• **Problem to solve**: In the data below, find every line that has the string "name", and copy it.

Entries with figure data
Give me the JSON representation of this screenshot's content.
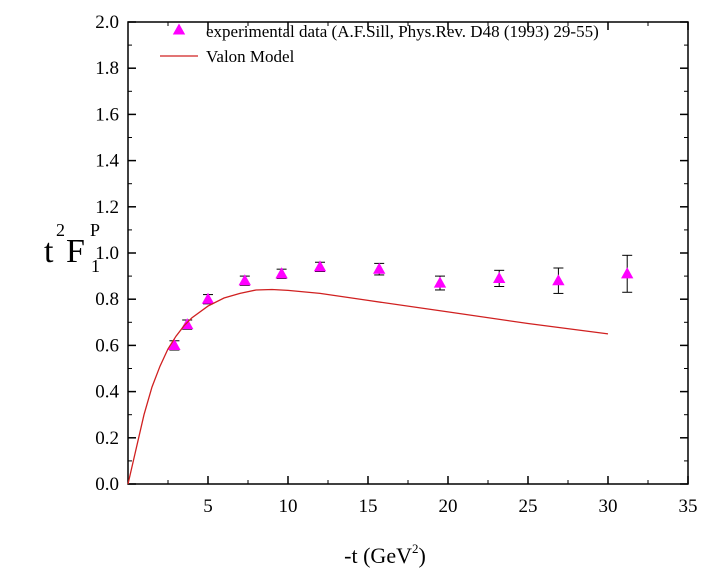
{
  "chart_data": {
    "type": "scatter",
    "xlabel": {
      "pre": "-t (GeV",
      "sup": "2",
      "post": ")"
    },
    "ylabel": {
      "pre_sup": "2",
      "base_t": "t",
      "base_f": "F",
      "sub": "1",
      "sup": "P"
    },
    "xlim": [
      0,
      35
    ],
    "ylim": [
      0.0,
      2.0
    ],
    "x_ticks": [
      5,
      10,
      15,
      20,
      25,
      30,
      35
    ],
    "x_tick_labels": [
      "5",
      "10",
      "15",
      "20",
      "25",
      "30",
      "35"
    ],
    "y_ticks": [
      0.0,
      0.2,
      0.4,
      0.6,
      0.8,
      1.0,
      1.2,
      1.4,
      1.6,
      1.8,
      2.0
    ],
    "y_tick_labels": [
      "0.0",
      "0.2",
      "0.4",
      "0.6",
      "0.8",
      "1.0",
      "1.2",
      "1.4",
      "1.6",
      "1.8",
      "2.0"
    ],
    "legend_position": "top-left",
    "series": [
      {
        "name": "experimental data (A.F.Sill, Phys.Rev. D48 (1993) 29-55)",
        "kind": "markers",
        "marker": "triangle",
        "color": "#ff00ff",
        "points": [
          {
            "x": 2.9,
            "y": 0.6,
            "err": 0.02
          },
          {
            "x": 3.7,
            "y": 0.69,
            "err": 0.02
          },
          {
            "x": 5.0,
            "y": 0.8,
            "err": 0.02
          },
          {
            "x": 7.3,
            "y": 0.88,
            "err": 0.02
          },
          {
            "x": 9.6,
            "y": 0.91,
            "err": 0.02
          },
          {
            "x": 12.0,
            "y": 0.94,
            "err": 0.02
          },
          {
            "x": 15.7,
            "y": 0.93,
            "err": 0.025
          },
          {
            "x": 19.5,
            "y": 0.87,
            "err": 0.03
          },
          {
            "x": 23.2,
            "y": 0.89,
            "err": 0.035
          },
          {
            "x": 26.9,
            "y": 0.88,
            "err": 0.055
          },
          {
            "x": 31.2,
            "y": 0.91,
            "err": 0.08
          }
        ]
      },
      {
        "name": "Valon Model",
        "kind": "line",
        "color": "#d02020",
        "points": [
          {
            "x": 0.0,
            "y": 0.0
          },
          {
            "x": 0.5,
            "y": 0.15
          },
          {
            "x": 1.0,
            "y": 0.3
          },
          {
            "x": 1.5,
            "y": 0.42
          },
          {
            "x": 2.0,
            "y": 0.51
          },
          {
            "x": 2.5,
            "y": 0.585
          },
          {
            "x": 3.0,
            "y": 0.64
          },
          {
            "x": 3.5,
            "y": 0.685
          },
          {
            "x": 4.0,
            "y": 0.72
          },
          {
            "x": 5.0,
            "y": 0.77
          },
          {
            "x": 6.0,
            "y": 0.805
          },
          {
            "x": 7.0,
            "y": 0.825
          },
          {
            "x": 8.0,
            "y": 0.84
          },
          {
            "x": 9.0,
            "y": 0.842
          },
          {
            "x": 10.0,
            "y": 0.838
          },
          {
            "x": 12.0,
            "y": 0.825
          },
          {
            "x": 15.0,
            "y": 0.795
          },
          {
            "x": 20.0,
            "y": 0.745
          },
          {
            "x": 25.0,
            "y": 0.695
          },
          {
            "x": 30.0,
            "y": 0.65
          }
        ]
      }
    ]
  }
}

• **Result of this exercise**:
        "name": "experimental data (A.F.Sill, Phys.Rev. D48 (1993) 29-55)",
        "name": "Valon Model",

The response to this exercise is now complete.